* Do this
Pictures do not belong in the copy; quote every entry below exactly.

* Stored records
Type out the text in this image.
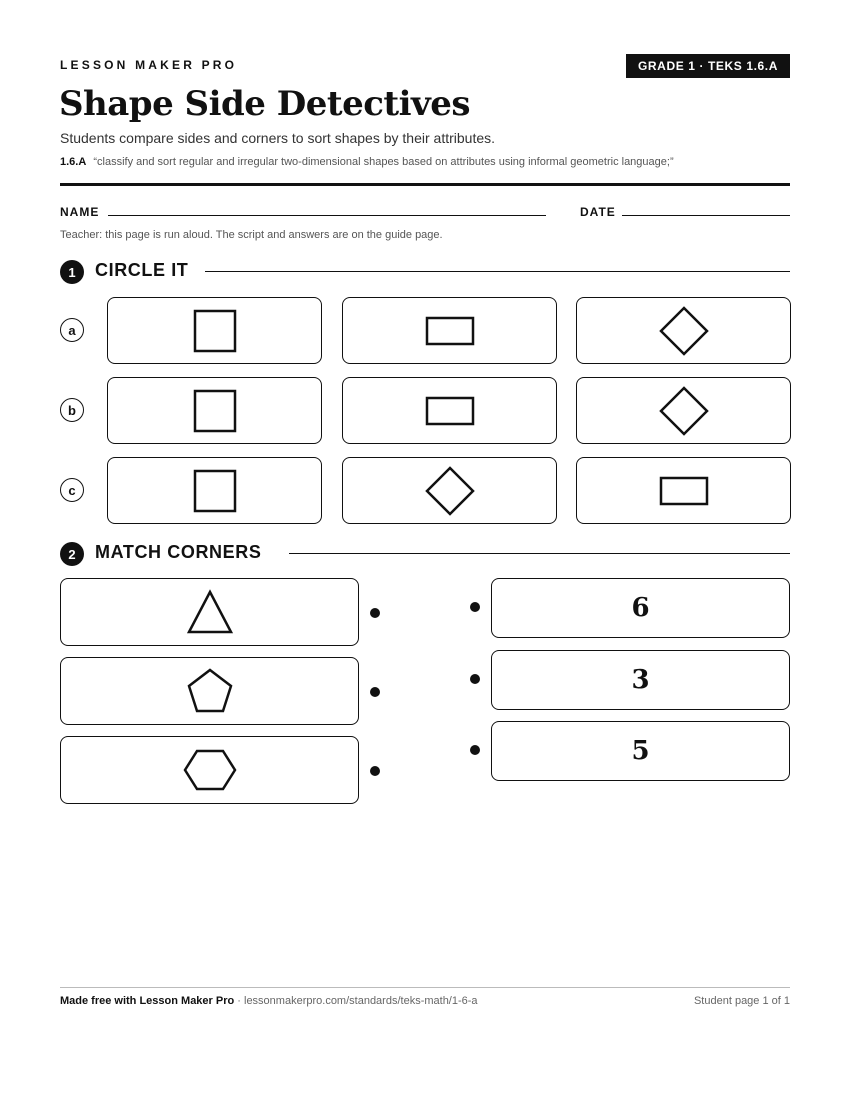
LESSON MAKER PRO	GRADE 1 · TEKS 1.6.A
Shape Side Detectives
Students compare sides and corners to sort shapes by their attributes.
1.6.A “classify and sort regular and irregular two-dimensional shapes based on attributes using informal geometric language;”
NAME	DATE
Teacher: this page is run aloud. The script and answers are on the guide page.
1	CIRCLE IT
a
b
c
2	MATCH CORNERS
6
3
5
Made free with Lesson Maker Pro · lessonmakerpro.com/standards/teks-math/1-6-a	Student page 1 of 1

* Written response
Type out the text in this image.
LESSON MAKER PRO	GRADE 1 · TEKS 1.6.A
Shape Side Detectives
Students compare sides and corners to sort shapes by their attributes.
1.6.A “classify and sort regular and irregular two-dimensional shapes based on attributes using informal geometric language;”
NAME	DATE
Teacher: this page is run aloud. The script and answers are on the guide page.
1	CIRCLE IT
a
b
c
2	MATCH CORNERS
6
3
5
Made free with Lesson Maker Pro · lessonmakerpro.com/standards/teks-math/1-6-a	Student page 1 of 1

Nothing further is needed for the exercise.